- [WHAT IS ASKED]
Show every line containing "Environmental" by copying it.

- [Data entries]
--------------------------------------------------

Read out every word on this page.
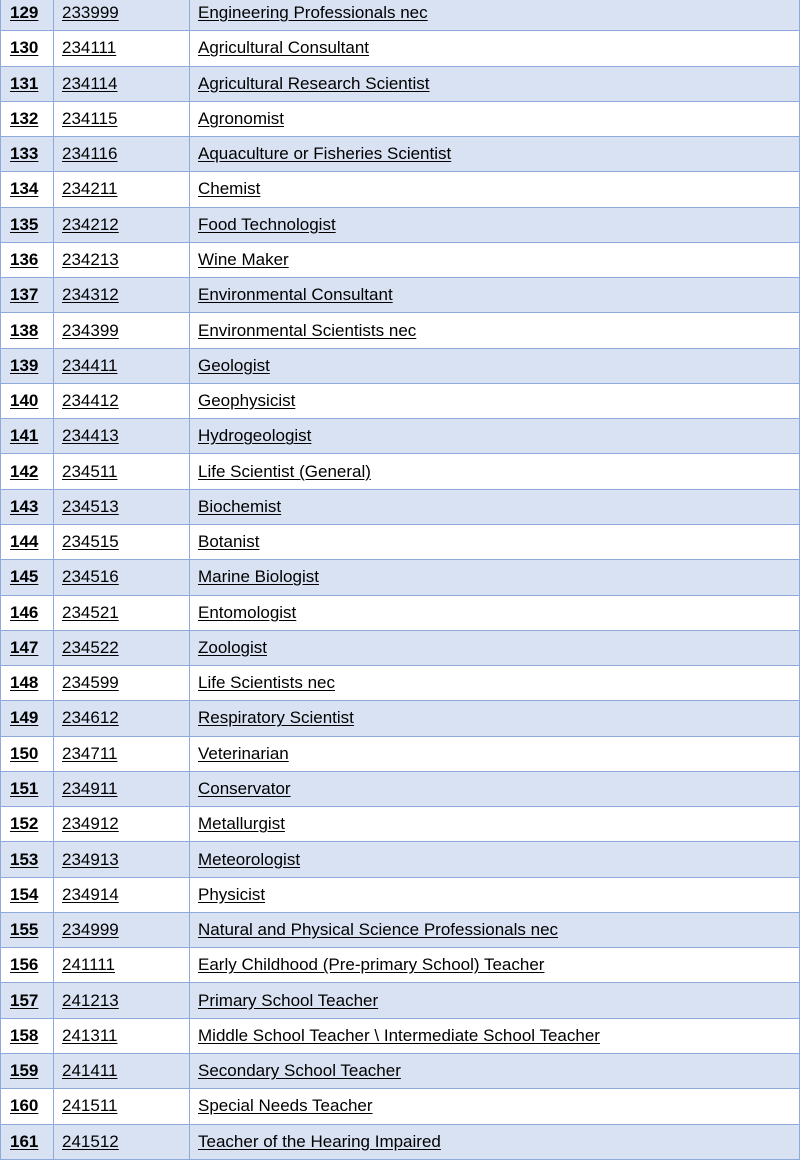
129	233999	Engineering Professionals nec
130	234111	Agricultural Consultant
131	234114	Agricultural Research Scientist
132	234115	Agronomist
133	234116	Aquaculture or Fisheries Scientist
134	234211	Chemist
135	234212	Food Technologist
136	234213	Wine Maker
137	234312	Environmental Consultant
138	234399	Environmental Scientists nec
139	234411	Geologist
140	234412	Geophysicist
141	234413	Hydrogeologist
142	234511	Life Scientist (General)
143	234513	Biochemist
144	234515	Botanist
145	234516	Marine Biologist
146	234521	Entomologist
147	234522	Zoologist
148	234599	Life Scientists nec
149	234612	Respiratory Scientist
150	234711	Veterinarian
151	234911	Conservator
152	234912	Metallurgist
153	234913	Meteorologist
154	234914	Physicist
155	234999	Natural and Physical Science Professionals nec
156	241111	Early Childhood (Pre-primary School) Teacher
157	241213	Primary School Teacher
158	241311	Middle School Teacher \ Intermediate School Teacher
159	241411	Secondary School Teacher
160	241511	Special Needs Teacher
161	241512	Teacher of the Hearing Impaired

--------------------------------------------------

- [COMPLETED EXERCISE]
137	234312	Environmental Consultant
138	234399	Environmental Scientists nec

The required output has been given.